> _SHORT TASK_
Copy every line with the string "środków" in it.

> _RAW RECORDS_
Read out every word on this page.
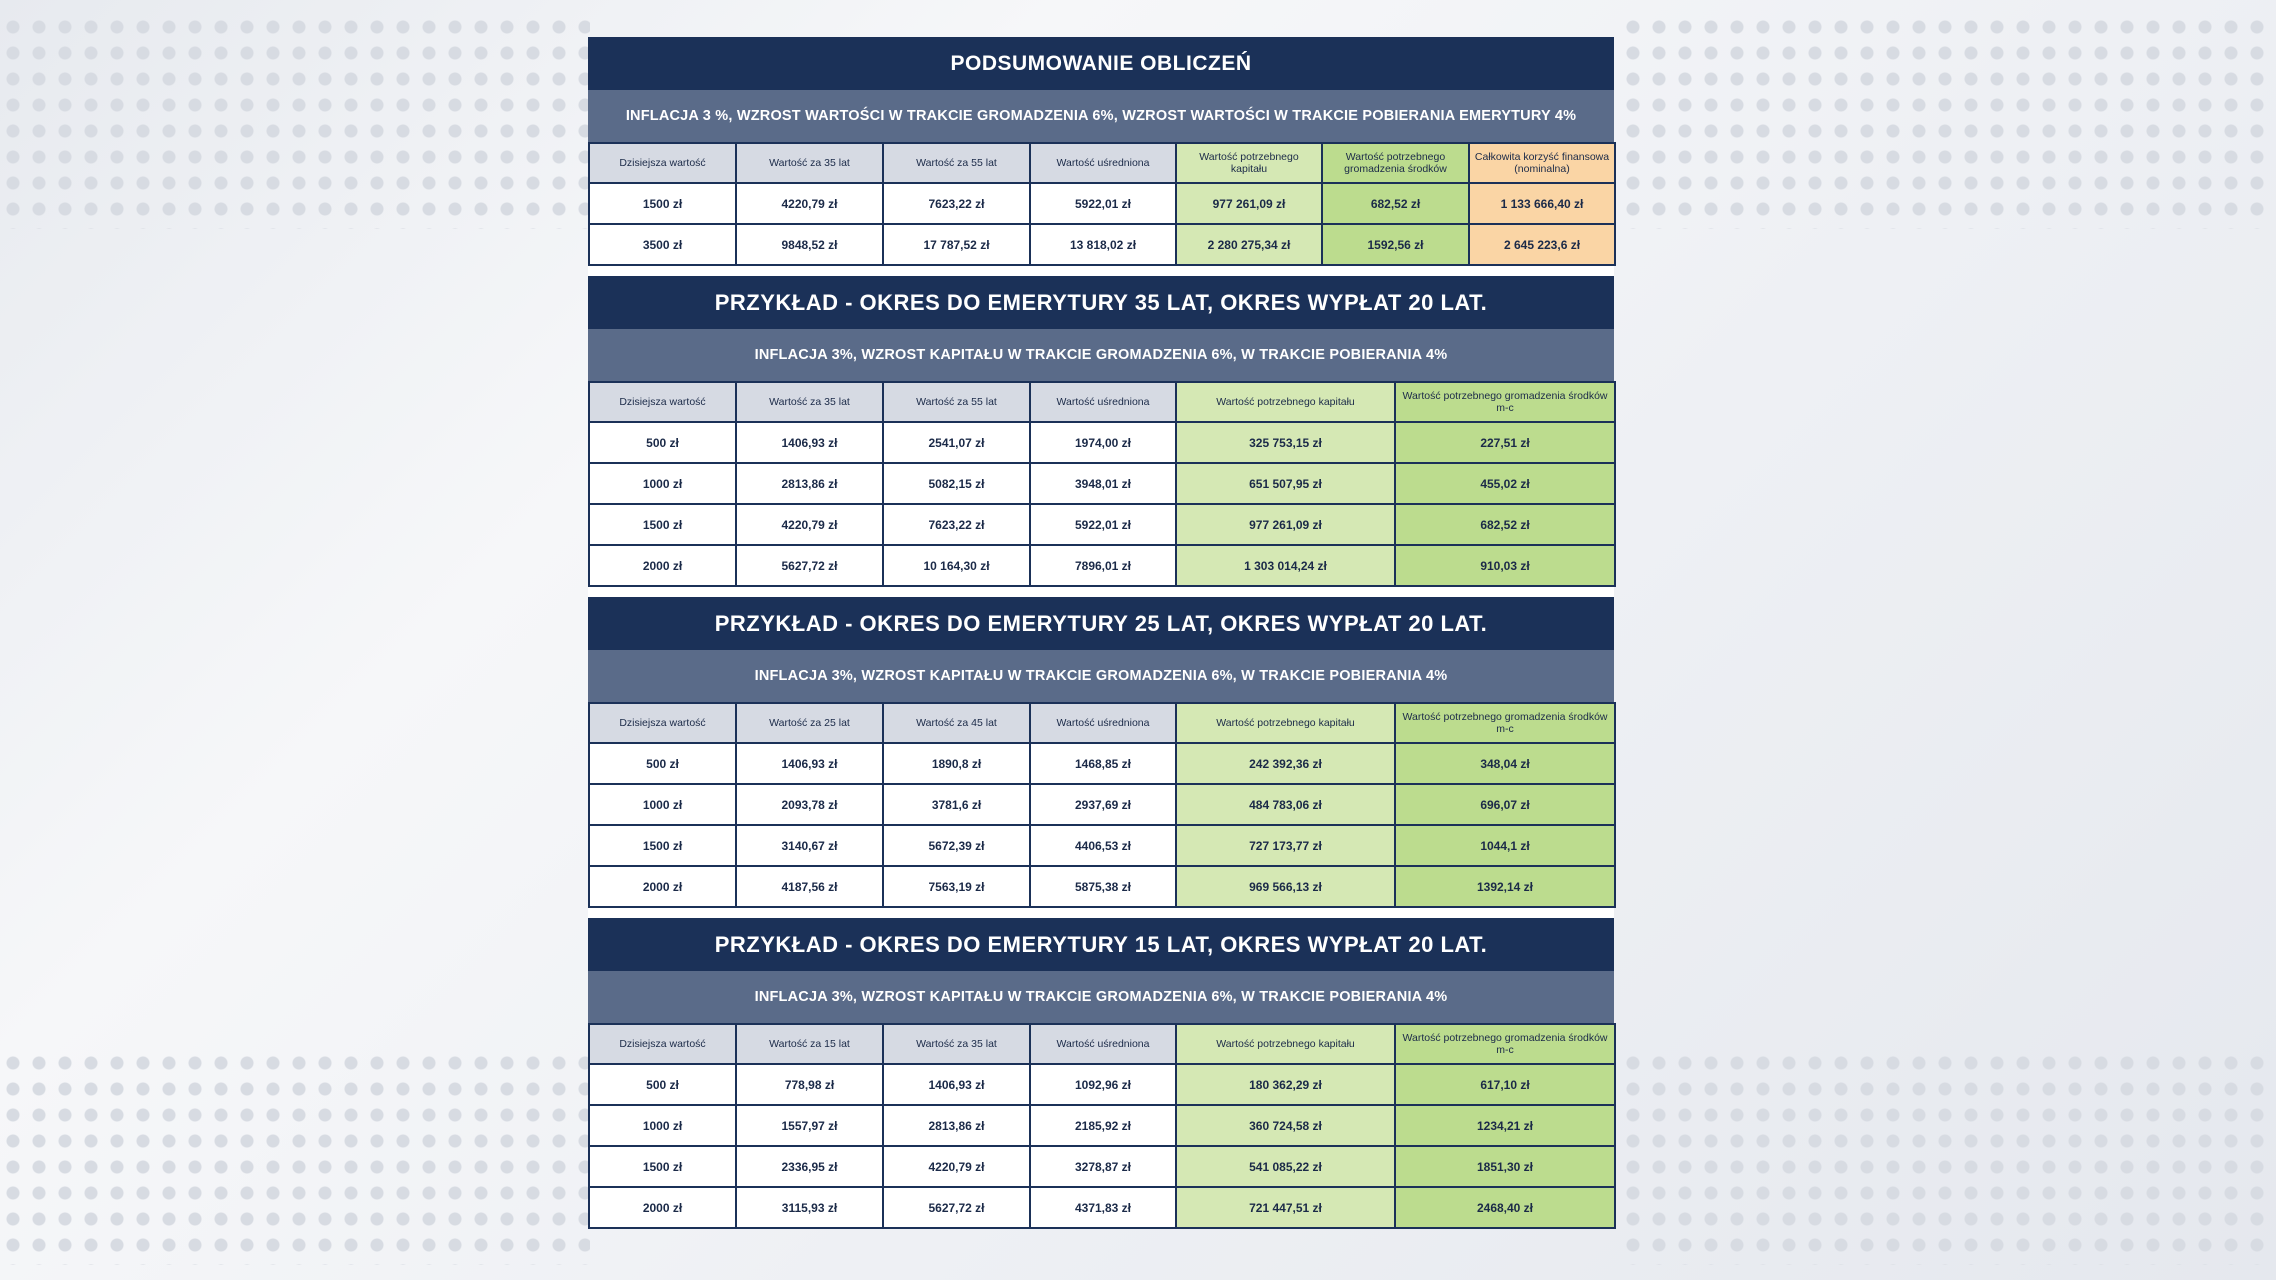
PODSUMOWANIE OBLICZEŃ
INFLACJA 3 %, WZROST WARTOŚCI W TRAKCIE GROMADZENIA 6%, WZROST WARTOŚCI W TRAKCIE POBIERANIA EMERYTURY 4%
Dzisiejsza wartość	Wartość za 35 lat	Wartość za 55 lat	Wartość uśredniona	Wartość potrzebnego kapitału	Wartość potrzebnego gromadzenia środków	Całkowita korzyść finansowa (nominalna)
1500 zł	4220,79 zł	7623,22 zł	5922,01 zł	977 261,09 zł	682,52 zł	1 133 666,40 zł
3500 zł	9848,52 zł	17 787,52 zł	13 818,02 zł	2 280 275,34 zł	1592,56 zł	2 645 223,6 zł
PRZYKŁAD - OKRES DO EMERYTURY 35 LAT, OKRES WYPŁAT 20 LAT.
INFLACJA 3%, WZROST KAPITAŁU W TRAKCIE GROMADZENIA 6%, W TRAKCIE POBIERANIA 4%
Dzisiejsza wartość	Wartość za 35 lat	Wartość za 55 lat	Wartość uśredniona	Wartość potrzebnego kapitału	Wartość potrzebnego gromadzenia środków m-c
500 zł	1406,93 zł	2541,07 zł	1974,00 zł	325 753,15 zł	227,51 zł
1000 zł	2813,86 zł	5082,15 zł	3948,01 zł	651 507,95 zł	455,02 zł
1500 zł	4220,79 zł	7623,22 zł	5922,01 zł	977 261,09 zł	682,52 zł
2000 zł	5627,72 zł	10 164,30 zł	7896,01 zł	1 303 014,24 zł	910,03 zł
PRZYKŁAD - OKRES DO EMERYTURY 25 LAT, OKRES WYPŁAT 20 LAT.
INFLACJA 3%, WZROST KAPITAŁU W TRAKCIE GROMADZENIA 6%, W TRAKCIE POBIERANIA 4%
Dzisiejsza wartość	Wartość za 25 lat	Wartość za 45 lat	Wartość uśredniona	Wartość potrzebnego kapitału	Wartość potrzebnego gromadzenia środków m-c
500 zł	1406,93 zł	1890,8 zł	1468,85 zł	242 392,36 zł	348,04 zł
1000 zł	2093,78 zł	3781,6 zł	2937,69 zł	484 783,06 zł	696,07 zł
1500 zł	3140,67 zł	5672,39 zł	4406,53 zł	727 173,77 zł	1044,1 zł
2000 zł	4187,56 zł	7563,19 zł	5875,38 zł	969 566,13 zł	1392,14 zł
PRZYKŁAD - OKRES DO EMERYTURY 15 LAT, OKRES WYPŁAT 20 LAT.
INFLACJA 3%, WZROST KAPITAŁU W TRAKCIE GROMADZENIA 6%, W TRAKCIE POBIERANIA 4%
Dzisiejsza wartość	Wartość za 15 lat	Wartość za 35 lat	Wartość uśredniona	Wartość potrzebnego kapitału	Wartość potrzebnego gromadzenia środków m-c
500 zł	778,98 zł	1406,93 zł	1092,96 zł	180 362,29 zł	617,10 zł
1000 zł	1557,97 zł	2813,86 zł	2185,92 zł	360 724,58 zł	1234,21 zł
1500 zł	2336,95 zł	4220,79 zł	3278,87 zł	541 085,22 zł	1851,30 zł
2000 zł	3115,93 zł	5627,72 zł	4371,83 zł	721 447,51 zł	2468,40 zł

> _SOLUTION FOR THIS TASK_
Dzisiejsza wartość	Wartość za 35 lat	Wartość za 55 lat	Wartość uśredniona	Wartość potrzebnego kapitału	Wartość potrzebnego gromadzenia środków	Całkowita korzyść finansowa (nominalna)
Dzisiejsza wartość	Wartość za 35 lat	Wartość za 55 lat	Wartość uśredniona	Wartość potrzebnego kapitału	Wartość potrzebnego gromadzenia środków m-c
Dzisiejsza wartość	Wartość za 25 lat	Wartość za 45 lat	Wartość uśredniona	Wartość potrzebnego kapitału	Wartość potrzebnego gromadzenia środków m-c
Dzisiejsza wartość	Wartość za 15 lat	Wartość za 35 lat	Wartość uśredniona	Wartość potrzebnego kapitału	Wartość potrzebnego gromadzenia środków m-c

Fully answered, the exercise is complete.